- **DAFTAR TUGAS**:
1. Jawablah pertanyaan berikut berdasarkan esai tentang sains dan materialisme.
(a) Siapa yang menyampaikan pandangan Nietzche dalam kuliah filsafat di komunitas Salihara?
(b) Menurut esai itu, apa akibat hegemoni gereja atas peradaban Eropa pada waktu itu?
(c) Pepatah apa yang dipakai di paragraf terakhir untuk menggambarkan manusia yang ikut menjadi korban?
2. Tolong tulis ulang bagian esai tentang sains dan materialisme mulai dari "Permasalahan tidak sampai" sampai "senjata makan tuan.", dengan mengganti "korban" menjadi "sasaran".
3. Sambung esai tentang sains dan materialisme mulai dari kalimat terakhirnya.

Manusia, antara Satu atau Dua Sisi

Gambar diambil dari: ajiraksa.blogspot.com
Oleh: Raja Cahaya Islam

Pandangan yang sangat materialistik telah banyak memengaruhi paradigma barat dalam memandang realitas. Hal ini terungkap dalam zaman modern, salah satunya nampak dalam perkembangan secara membabibuta dalam bidang sains. Dan kita patut mengapresiasi, hal ini merupakan kemajuan besar peradaban umat manusia. Mereka telah bangun dari tidur panjang dogmatisme yang membunuh aktifitas rasio. Dogmatism yang dimaksud adalah dimana gereja menghegemoni peradaban eropa pada waktu itu, sehingga aktifitas intelektual maupun agama dibatasi. Implikasi dari trauma ini adalah ditinggalkannya hal-hal yang berbau religi, sehingga spiritualitas mulai dibungkam.
Namun, perlu diperhatikan pula kekurangan yang terdapat dalam hal apa yang dianggap kemajuan. Karena pada realitanya kemajuan sains, yang penulis sebut secara membabi buta, telah berhasil mengeksploitasi alam sebagai habitat utama mahluk hidup dibumi ini. Maka dari itu cukup banyak juga—jika tidak dikatakan sedikit—para pemikir barat yang mengkritik habis pola modernisme (red. Sains) seperti ini. Salah satunya Nietzche, sebagaimana disampaikan oleh A. Setyo Wibowo dalam suatu kuliah filsafat di komunitas Salihara, mengungkapkan bahwa sesungguhnya alih-alih kaum saintifik meninggalkan mitos-mitos, yang dianggap sebagai penghambat peradaban manusia, mereka malah menciptakan suatu mitos baru yang diberi nama sains.
Termasuk agama yang mereka anggap sebagai parasit ilmu pengetahuan, padahal diri mereka sendiri telah menelan ludahnya sendiri, karena pada akhirnya kaum saintifik menciptakan suatu agama baru yang bernama sains. Lalu Nietzche pun dengan sinisnya mengatakan, bahwa dirinya masih lebih saleh daripada kaum saintifik, karena kaum saintifik dengan pongahnya meyakini dapat menyingkap realitas dengan hanya dengan rasionya saja.
Permasalahan tidak sampai situ, paradigma materialism yang menjelma dalam sains ternyata tidak hanya merusak alam, namun manusia sendiri pun menjadi korban, sebagaimana menurut pepatah senjata makan tuan.

- **BAHAN YANG DIBERIKAN**:
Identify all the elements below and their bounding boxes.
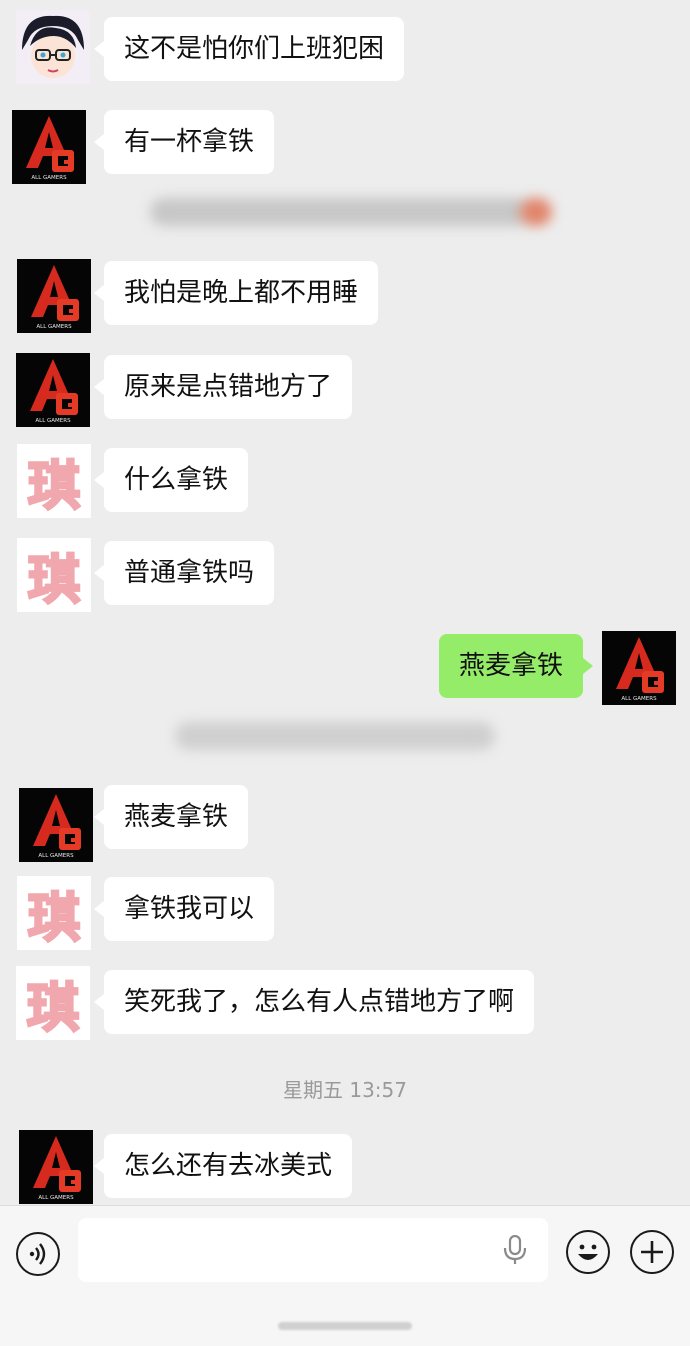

- **HASIL PER TUGAS**:
1.
(a) A. Setyo Wibowo.
(b) Aktivitas intelektual maupun agama dibatasi.
(c) Senjata makan tuan.

2.
Permasalahan tidak sampai situ, paradigma materialism yang menjelma dalam sains ternyata tidak hanya merusak alam, namun manusia sendiri pun menjadi sasaran, sebagaimana menurut pepatah senjata makan tuan.

3.
Dalam pandangan Sayyid Murtadha Muthohari dalam buku Agama dan Manusia, bahwa paradigma Barat[1] itu berdampak terhadap turunnya derajat manusia sebagai mahluk yang mulia—dalam pandangan filsafat timur, dimana manusia dianggap sama halnya dengan binatang maupun tumbuhan. Implikasinya apa? bahwa manusia hidup hanya untuk mempertahakan dirinya, sehingga semacam nama-nama nilai yang luhur semacam: cinta, kerjasama, kebijaksanaan dll, tidak lain hanyalah semacam nilai buatan untuk mempertahankan kedudukan diri sendiri, layaknya binatang.
Selain itu, pandangan barat yang sangat materialistic itu menganggap bahwa seluruh tatanan kosmis itu berjalan secara mekanis. Misalnya dalam pemikiran Thomas Hobbes—penulis mengutip dari buku Filsafat Modern karya F. Budi Hardiman. Hobbes meyakini, sesungguhnya seluruh realitas bergerak layaknya sebuah mesin, mati tanpa ruh. Termasuk manusia sebagai mikrokosmos hanyalah “mesin” kecil sebagaimana alam semesta. Tidak sampai disitu, masih menurut Muthohari, menurut kepercayaan barat tindakan manusia dipengaruhi oleh kepentingan ekonomi, bahkan ekonomi, filsafat, agama, dan politik hanyalah kepentingan ekonomi. Tidak sampai disitu, Sigmund Freud memiliki pendapat lain, ia menyebutkan bahwa tindakan manusia didasari oleh seksualitas. Kedua motivasi tindakan itu, merupakan pendasaran atas wilayah-wilayah material.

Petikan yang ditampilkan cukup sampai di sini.